======== INPUT DATA ========
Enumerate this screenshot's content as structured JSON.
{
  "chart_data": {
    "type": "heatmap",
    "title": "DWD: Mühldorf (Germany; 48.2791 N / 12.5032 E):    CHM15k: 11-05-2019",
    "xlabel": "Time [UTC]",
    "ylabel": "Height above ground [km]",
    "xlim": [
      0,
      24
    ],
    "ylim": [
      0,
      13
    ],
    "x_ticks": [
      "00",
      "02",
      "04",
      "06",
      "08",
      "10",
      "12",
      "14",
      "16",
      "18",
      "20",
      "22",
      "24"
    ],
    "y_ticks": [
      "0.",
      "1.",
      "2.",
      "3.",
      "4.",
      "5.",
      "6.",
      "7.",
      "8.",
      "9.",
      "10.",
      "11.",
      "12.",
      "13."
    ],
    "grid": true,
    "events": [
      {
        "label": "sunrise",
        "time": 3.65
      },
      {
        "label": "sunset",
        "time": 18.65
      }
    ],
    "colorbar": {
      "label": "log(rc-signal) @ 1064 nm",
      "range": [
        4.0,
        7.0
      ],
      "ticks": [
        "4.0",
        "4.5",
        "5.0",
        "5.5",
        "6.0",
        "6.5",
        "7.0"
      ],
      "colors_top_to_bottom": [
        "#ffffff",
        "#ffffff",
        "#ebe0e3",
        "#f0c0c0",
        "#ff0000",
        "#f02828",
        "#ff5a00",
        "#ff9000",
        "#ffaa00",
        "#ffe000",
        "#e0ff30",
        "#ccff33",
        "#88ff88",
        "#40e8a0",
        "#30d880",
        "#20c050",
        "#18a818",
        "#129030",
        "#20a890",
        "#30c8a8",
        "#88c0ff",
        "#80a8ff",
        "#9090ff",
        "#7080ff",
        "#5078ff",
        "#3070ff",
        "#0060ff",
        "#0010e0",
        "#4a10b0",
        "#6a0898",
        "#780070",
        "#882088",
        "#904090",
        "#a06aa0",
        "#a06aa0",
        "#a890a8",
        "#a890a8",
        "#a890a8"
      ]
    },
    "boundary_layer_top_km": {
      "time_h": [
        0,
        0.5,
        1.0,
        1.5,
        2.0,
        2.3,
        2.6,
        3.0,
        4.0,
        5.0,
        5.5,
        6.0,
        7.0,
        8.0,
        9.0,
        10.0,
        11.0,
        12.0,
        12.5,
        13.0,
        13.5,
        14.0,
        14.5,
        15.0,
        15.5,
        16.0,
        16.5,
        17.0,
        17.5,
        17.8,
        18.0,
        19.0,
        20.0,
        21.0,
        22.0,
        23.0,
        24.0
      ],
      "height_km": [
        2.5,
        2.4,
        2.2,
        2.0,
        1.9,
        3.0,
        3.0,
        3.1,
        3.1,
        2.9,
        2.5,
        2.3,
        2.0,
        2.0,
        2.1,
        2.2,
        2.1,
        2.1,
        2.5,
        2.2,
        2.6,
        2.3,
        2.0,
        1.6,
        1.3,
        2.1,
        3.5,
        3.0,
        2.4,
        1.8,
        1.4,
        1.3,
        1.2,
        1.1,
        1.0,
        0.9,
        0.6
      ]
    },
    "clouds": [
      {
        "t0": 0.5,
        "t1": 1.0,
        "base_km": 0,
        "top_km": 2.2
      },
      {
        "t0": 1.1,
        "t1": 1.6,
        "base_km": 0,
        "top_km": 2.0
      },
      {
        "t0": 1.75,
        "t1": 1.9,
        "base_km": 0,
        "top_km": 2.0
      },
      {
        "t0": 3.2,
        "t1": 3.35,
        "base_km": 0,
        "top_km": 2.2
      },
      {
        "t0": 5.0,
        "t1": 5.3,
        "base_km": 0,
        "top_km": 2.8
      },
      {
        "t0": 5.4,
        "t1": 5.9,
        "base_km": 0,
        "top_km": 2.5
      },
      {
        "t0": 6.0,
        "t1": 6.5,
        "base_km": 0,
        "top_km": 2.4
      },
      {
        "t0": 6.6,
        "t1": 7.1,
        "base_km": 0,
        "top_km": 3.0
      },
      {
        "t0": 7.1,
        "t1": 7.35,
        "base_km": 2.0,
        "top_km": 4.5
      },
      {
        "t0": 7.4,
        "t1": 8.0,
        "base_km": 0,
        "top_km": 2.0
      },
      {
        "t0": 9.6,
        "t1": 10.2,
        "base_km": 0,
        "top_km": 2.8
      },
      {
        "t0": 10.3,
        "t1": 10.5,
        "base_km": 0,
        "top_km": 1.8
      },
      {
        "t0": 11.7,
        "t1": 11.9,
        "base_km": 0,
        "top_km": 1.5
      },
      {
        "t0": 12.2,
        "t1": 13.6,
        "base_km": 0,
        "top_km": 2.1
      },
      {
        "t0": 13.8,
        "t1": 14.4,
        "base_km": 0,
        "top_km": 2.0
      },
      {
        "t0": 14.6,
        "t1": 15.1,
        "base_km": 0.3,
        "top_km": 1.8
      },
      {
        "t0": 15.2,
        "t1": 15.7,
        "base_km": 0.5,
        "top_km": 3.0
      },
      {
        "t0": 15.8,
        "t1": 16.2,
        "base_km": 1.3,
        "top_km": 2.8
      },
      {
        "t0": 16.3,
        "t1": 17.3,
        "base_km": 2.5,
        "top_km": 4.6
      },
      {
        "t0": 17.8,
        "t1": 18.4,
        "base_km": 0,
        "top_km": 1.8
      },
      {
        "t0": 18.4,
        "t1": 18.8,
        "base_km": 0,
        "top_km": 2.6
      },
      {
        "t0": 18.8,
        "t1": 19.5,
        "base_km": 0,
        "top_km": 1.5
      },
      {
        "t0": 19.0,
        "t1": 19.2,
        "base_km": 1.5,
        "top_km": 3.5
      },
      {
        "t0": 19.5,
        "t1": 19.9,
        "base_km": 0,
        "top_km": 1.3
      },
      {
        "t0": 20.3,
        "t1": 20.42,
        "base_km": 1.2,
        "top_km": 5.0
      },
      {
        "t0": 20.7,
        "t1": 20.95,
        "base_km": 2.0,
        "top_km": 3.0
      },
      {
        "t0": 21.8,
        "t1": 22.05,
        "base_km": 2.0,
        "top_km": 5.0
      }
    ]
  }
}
========
__EXERCISE TASK__
Every entry should be printed again exactly as it stands.

__COMPLETED EXERCISE__
Enumerate this screenshot's content as structured JSON.
{
  "chart_data": {
    "type": "heatmap",
    "title": "DWD: Mühldorf (Germany; 48.2791 N / 12.5032 E):    CHM15k: 11-05-2019",
    "xlabel": "Time [UTC]",
    "ylabel": "Height above ground [km]",
    "xlim": [
      0,
      24
    ],
    "ylim": [
      0,
      13
    ],
    "x_ticks": [
      "00",
      "02",
      "04",
      "06",
      "08",
      "10",
      "12",
      "14",
      "16",
      "18",
      "20",
      "22",
      "24"
    ],
    "y_ticks": [
      "0.",
      "1.",
      "2.",
      "3.",
      "4.",
      "5.",
      "6.",
      "7.",
      "8.",
      "9.",
      "10.",
      "11.",
      "12.",
      "13."
    ],
    "grid": true,
    "events": [
      {
        "label": "sunrise",
        "time": 3.65
      },
      {
        "label": "sunset",
        "time": 18.65
      }
    ],
    "colorbar": {
      "label": "log(rc-signal) @ 1064 nm",
      "range": [
        4.0,
        7.0
      ],
      "ticks": [
        "4.0",
        "4.5",
        "5.0",
        "5.5",
        "6.0",
        "6.5",
        "7.0"
      ],
      "colors_top_to_bottom": [
        "#ffffff",
        "#ffffff",
        "#ebe0e3",
        "#f0c0c0",
        "#ff0000",
        "#f02828",
        "#ff5a00",
        "#ff9000",
        "#ffaa00",
        "#ffe000",
        "#e0ff30",
        "#ccff33",
        "#88ff88",
        "#40e8a0",
        "#30d880",
        "#20c050",
        "#18a818",
        "#129030",
        "#20a890",
        "#30c8a8",
        "#88c0ff",
        "#80a8ff",
        "#9090ff",
        "#7080ff",
        "#5078ff",
        "#3070ff",
        "#0060ff",
        "#0010e0",
        "#4a10b0",
        "#6a0898",
        "#780070",
        "#882088",
        "#904090",
        "#a06aa0",
        "#a06aa0",
        "#a890a8",
        "#a890a8",
        "#a890a8"
      ]
    },
    "boundary_layer_top_km": {
      "time_h": [
        0,
        0.5,
        1.0,
        1.5,
        2.0,
        2.3,
        2.6,
        3.0,
        4.0,
        5.0,
        5.5,
        6.0,
        7.0,
        8.0,
        9.0,
        10.0,
        11.0,
        12.0,
        12.5,
        13.0,
        13.5,
        14.0,
        14.5,
        15.0,
        15.5,
        16.0,
        16.5,
        17.0,
        17.5,
        17.8,
        18.0,
        19.0,
        20.0,
        21.0,
        22.0,
        23.0,
        24.0
      ],
      "height_km": [
        2.5,
        2.4,
        2.2,
        2.0,
        1.9,
        3.0,
        3.0,
        3.1,
        3.1,
        2.9,
        2.5,
        2.3,
        2.0,
        2.0,
        2.1,
        2.2,
        2.1,
        2.1,
        2.5,
        2.2,
        2.6,
        2.3,
        2.0,
        1.6,
        1.3,
        2.1,
        3.5,
        3.0,
        2.4,
        1.8,
        1.4,
        1.3,
        1.2,
        1.1,
        1.0,
        0.9,
        0.6
      ]
    },
    "clouds": [
      {
        "t0": 0.5,
        "t1": 1.0,
        "base_km": 0,
        "top_km": 2.2
      },
      {
        "t0": 1.1,
        "t1": 1.6,
        "base_km": 0,
        "top_km": 2.0
      },
      {
        "t0": 1.75,
        "t1": 1.9,
        "base_km": 0,
        "top_km": 2.0
      },
      {
        "t0": 3.2,
        "t1": 3.35,
        "base_km": 0,
        "top_km": 2.2
      },
      {
        "t0": 5.0,
        "t1": 5.3,
        "base_km": 0,
        "top_km": 2.8
      },
      {
        "t0": 5.4,
        "t1": 5.9,
        "base_km": 0,
        "top_km": 2.5
      },
      {
        "t0": 6.0,
        "t1": 6.5,
        "base_km": 0,
        "top_km": 2.4
      },
      {
        "t0": 6.6,
        "t1": 7.1,
        "base_km": 0,
        "top_km": 3.0
      },
      {
        "t0": 7.1,
        "t1": 7.35,
        "base_km": 2.0,
        "top_km": 4.5
      },
      {
        "t0": 7.4,
        "t1": 8.0,
        "base_km": 0,
        "top_km": 2.0
      },
      {
        "t0": 9.6,
        "t1": 10.2,
        "base_km": 0,
        "top_km": 2.8
      },
      {
        "t0": 10.3,
        "t1": 10.5,
        "base_km": 0,
        "top_km": 1.8
      },
      {
        "t0": 11.7,
        "t1": 11.9,
        "base_km": 0,
        "top_km": 1.5
      },
      {
        "t0": 12.2,
        "t1": 13.6,
        "base_km": 0,
        "top_km": 2.1
      },
      {
        "t0": 13.8,
        "t1": 14.4,
        "base_km": 0,
        "top_km": 2.0
      },
      {
        "t0": 14.6,
        "t1": 15.1,
        "base_km": 0.3,
        "top_km": 1.8
      },
      {
        "t0": 15.2,
        "t1": 15.7,
        "base_km": 0.5,
        "top_km": 3.0
      },
      {
        "t0": 15.8,
        "t1": 16.2,
        "base_km": 1.3,
        "top_km": 2.8
      },
      {
        "t0": 16.3,
        "t1": 17.3,
        "base_km": 2.5,
        "top_km": 4.6
      },
      {
        "t0": 17.8,
        "t1": 18.4,
        "base_km": 0,
        "top_km": 1.8
      },
      {
        "t0": 18.4,
        "t1": 18.8,
        "base_km": 0,
        "top_km": 2.6
      },
      {
        "t0": 18.8,
        "t1": 19.5,
        "base_km": 0,
        "top_km": 1.5
      },
      {
        "t0": 19.0,
        "t1": 19.2,
        "base_km": 1.5,
        "top_km": 3.5
      },
      {
        "t0": 19.5,
        "t1": 19.9,
        "base_km": 0,
        "top_km": 1.3
      },
      {
        "t0": 20.3,
        "t1": 20.42,
        "base_km": 1.2,
        "top_km": 5.0
      },
      {
        "t0": 20.7,
        "t1": 20.95,
        "base_km": 2.0,
        "top_km": 3.0
      },
      {
        "t0": 21.8,
        "t1": 22.05,
        "base_km": 2.0,
        "top_km": 5.0
      }
    ]
  }
}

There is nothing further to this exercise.